### Requirements:
Write the entries below out again exactly; any picture in them stays out.

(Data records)

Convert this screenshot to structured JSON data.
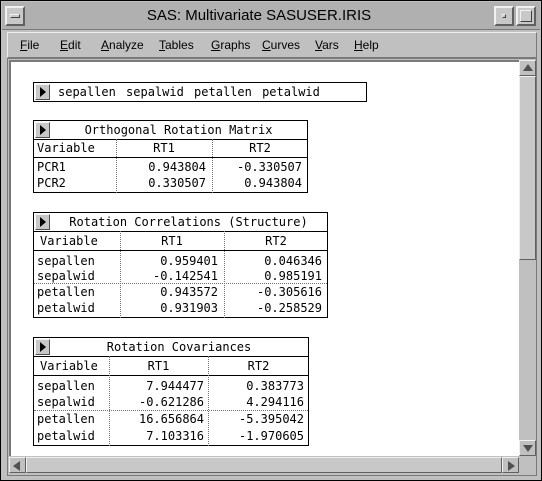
{
  "window": {
    "title": "SAS: Multivariate SASUSER.IRIS"
  },
  "menu": {
    "items": [
      "File",
      "Edit",
      "Analyze",
      "Tables",
      "Graphs",
      "Curves",
      "Vars",
      "Help"
    ]
  },
  "variables": {
    "list": "sepallen  sepalwid  petallen  petalwid"
  },
  "orthogonal": {
    "title": "Orthogonal Rotation Matrix",
    "headers": [
      "Variable",
      "RT1",
      "RT2"
    ],
    "rows": [
      [
        "PCR1",
        "0.943804",
        "-0.330507"
      ],
      [
        "PCR2",
        "0.330507",
        "0.943804"
      ]
    ]
  },
  "correlations": {
    "title": "Rotation Correlations (Structure)",
    "headers": [
      "Variable",
      "RT1",
      "RT2"
    ],
    "rows": [
      [
        "sepallen",
        "0.959401",
        "0.046346"
      ],
      [
        "sepalwid",
        "-0.142541",
        "0.985191"
      ],
      [
        "petallen",
        "0.943572",
        "-0.305616"
      ],
      [
        "petalwid",
        "0.931903",
        "-0.258529"
      ]
    ]
  },
  "covariances": {
    "title": "Rotation Covariances",
    "headers": [
      "Variable",
      "RT1",
      "RT2"
    ],
    "rows": [
      [
        "sepallen",
        "7.944477",
        "0.383773"
      ],
      [
        "sepalwid",
        "-0.621286",
        "4.294116"
      ],
      [
        "petallen",
        "16.656864",
        "-5.395042"
      ],
      [
        "petalwid",
        "7.103316",
        "-1.970605"
      ]
    ]
  }
}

### The response:
Convert this screenshot to structured JSON data.
{
  "window": {
    "title": "SAS: Multivariate SASUSER.IRIS"
  },
  "menu": {
    "items": [
      "File",
      "Edit",
      "Analyze",
      "Tables",
      "Graphs",
      "Curves",
      "Vars",
      "Help"
    ]
  },
  "variables": {
    "list": "sepallen  sepalwid  petallen  petalwid"
  },
  "orthogonal": {
    "title": "Orthogonal Rotation Matrix",
    "headers": [
      "Variable",
      "RT1",
      "RT2"
    ],
    "rows": [
      [
        "PCR1",
        "0.943804",
        "-0.330507"
      ],
      [
        "PCR2",
        "0.330507",
        "0.943804"
      ]
    ]
  },
  "correlations": {
    "title": "Rotation Correlations (Structure)",
    "headers": [
      "Variable",
      "RT1",
      "RT2"
    ],
    "rows": [
      [
        "sepallen",
        "0.959401",
        "0.046346"
      ],
      [
        "sepalwid",
        "-0.142541",
        "0.985191"
      ],
      [
        "petallen",
        "0.943572",
        "-0.305616"
      ],
      [
        "petalwid",
        "0.931903",
        "-0.258529"
      ]
    ]
  },
  "covariances": {
    "title": "Rotation Covariances",
    "headers": [
      "Variable",
      "RT1",
      "RT2"
    ],
    "rows": [
      [
        "sepallen",
        "7.944477",
        "0.383773"
      ],
      [
        "sepalwid",
        "-0.621286",
        "4.294116"
      ],
      [
        "petallen",
        "16.656864",
        "-5.395042"
      ],
      [
        "petalwid",
        "7.103316",
        "-1.970605"
      ]
    ]
  }
}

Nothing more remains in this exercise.